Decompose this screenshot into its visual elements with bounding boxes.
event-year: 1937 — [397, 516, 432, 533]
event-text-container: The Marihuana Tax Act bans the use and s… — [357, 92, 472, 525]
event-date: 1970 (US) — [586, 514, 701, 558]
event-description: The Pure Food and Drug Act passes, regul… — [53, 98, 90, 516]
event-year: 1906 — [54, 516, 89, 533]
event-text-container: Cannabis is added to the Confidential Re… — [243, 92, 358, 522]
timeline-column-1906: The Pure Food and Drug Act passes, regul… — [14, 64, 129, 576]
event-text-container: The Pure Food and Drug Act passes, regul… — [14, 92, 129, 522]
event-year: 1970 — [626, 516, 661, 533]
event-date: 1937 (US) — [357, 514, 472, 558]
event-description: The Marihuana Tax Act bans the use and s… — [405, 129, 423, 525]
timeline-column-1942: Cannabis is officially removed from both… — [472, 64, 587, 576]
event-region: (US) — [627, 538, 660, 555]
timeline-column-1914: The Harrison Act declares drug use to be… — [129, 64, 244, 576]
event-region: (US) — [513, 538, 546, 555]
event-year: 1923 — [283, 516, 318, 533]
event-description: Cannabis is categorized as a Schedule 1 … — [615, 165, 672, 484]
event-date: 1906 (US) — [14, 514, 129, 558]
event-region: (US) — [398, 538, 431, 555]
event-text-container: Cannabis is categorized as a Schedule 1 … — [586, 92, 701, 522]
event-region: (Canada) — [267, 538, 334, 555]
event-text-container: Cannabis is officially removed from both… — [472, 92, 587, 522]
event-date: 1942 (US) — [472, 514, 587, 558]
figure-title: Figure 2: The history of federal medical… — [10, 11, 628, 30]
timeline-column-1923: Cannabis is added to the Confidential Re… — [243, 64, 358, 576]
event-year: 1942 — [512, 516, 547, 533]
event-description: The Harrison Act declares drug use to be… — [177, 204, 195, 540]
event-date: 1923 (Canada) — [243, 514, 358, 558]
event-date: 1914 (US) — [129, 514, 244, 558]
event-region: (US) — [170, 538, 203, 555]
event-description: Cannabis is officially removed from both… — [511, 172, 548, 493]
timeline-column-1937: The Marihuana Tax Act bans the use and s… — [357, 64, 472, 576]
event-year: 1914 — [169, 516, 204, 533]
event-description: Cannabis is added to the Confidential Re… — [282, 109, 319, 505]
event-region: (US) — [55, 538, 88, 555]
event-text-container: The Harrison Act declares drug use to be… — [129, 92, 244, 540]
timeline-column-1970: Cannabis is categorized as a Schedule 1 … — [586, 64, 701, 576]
* * *
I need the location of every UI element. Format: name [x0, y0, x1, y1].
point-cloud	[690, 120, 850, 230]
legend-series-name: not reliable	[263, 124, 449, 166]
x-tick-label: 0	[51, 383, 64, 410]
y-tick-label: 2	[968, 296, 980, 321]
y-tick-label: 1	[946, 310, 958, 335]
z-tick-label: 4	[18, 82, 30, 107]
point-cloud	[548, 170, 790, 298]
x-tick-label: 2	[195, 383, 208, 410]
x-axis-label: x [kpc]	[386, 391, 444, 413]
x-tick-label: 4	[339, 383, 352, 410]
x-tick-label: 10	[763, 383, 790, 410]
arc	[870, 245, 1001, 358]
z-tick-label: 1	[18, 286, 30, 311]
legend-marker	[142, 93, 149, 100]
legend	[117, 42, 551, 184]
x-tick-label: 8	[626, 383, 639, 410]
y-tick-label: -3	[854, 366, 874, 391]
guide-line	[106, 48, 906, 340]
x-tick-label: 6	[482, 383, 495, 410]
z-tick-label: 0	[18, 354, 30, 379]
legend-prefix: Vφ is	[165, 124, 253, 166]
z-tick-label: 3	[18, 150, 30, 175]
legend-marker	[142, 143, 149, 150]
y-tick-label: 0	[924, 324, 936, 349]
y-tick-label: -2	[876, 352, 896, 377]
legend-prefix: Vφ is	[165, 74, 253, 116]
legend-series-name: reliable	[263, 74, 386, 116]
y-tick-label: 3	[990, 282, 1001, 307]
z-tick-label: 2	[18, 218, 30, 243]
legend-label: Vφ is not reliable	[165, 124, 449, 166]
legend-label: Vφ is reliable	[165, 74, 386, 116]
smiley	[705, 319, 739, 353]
==
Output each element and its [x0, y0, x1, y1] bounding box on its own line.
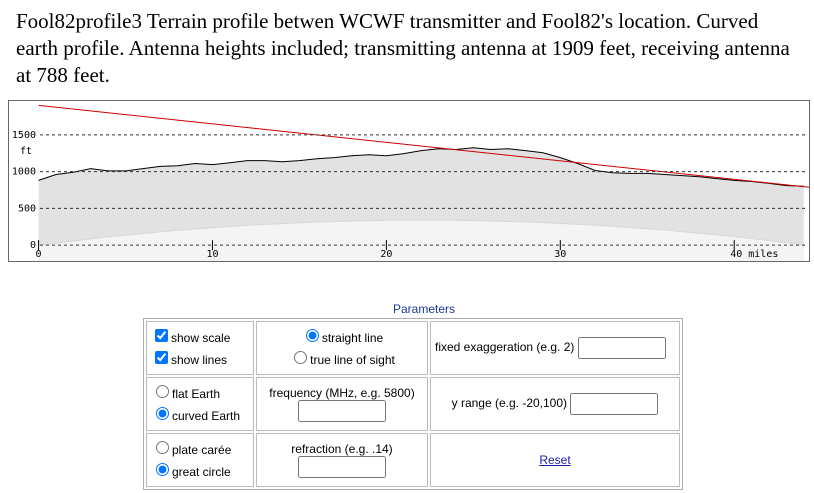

DIRECTION
Can you return, unchanged, the rows that start at the line containing "Decompose this screenshot" and end with the line containing "event-region: (US) — [513, 538, 546, 555]"?

WORKED ANSWER
Decompose this screenshot into its visual elements with bounding boxes.
event-year: 1937 — [397, 516, 432, 533]
event-text-container: The Marihuana Tax Act bans the use and s… — [357, 92, 472, 525]
event-date: 1970 (US) — [586, 514, 701, 558]
event-description: The Pure Food and Drug Act passes, regul… — [53, 98, 90, 516]
event-year: 1906 — [54, 516, 89, 533]
event-text-container: Cannabis is added to the Confidential Re… — [243, 92, 358, 522]
timeline-column-1906: The Pure Food and Drug Act passes, regul… — [14, 64, 129, 576]
event-text-container: The Pure Food and Drug Act passes, regul… — [14, 92, 129, 522]
event-year: 1970 — [626, 516, 661, 533]
event-date: 1937 (US) — [357, 514, 472, 558]
event-description: The Marihuana Tax Act bans the use and s… — [405, 129, 423, 525]
timeline-column-1942: Cannabis is officially removed from both… — [472, 64, 587, 576]
event-region: (US) — [627, 538, 660, 555]
timeline-column-1914: The Harrison Act declares drug use to be… — [129, 64, 244, 576]
event-region: (US) — [513, 538, 546, 555]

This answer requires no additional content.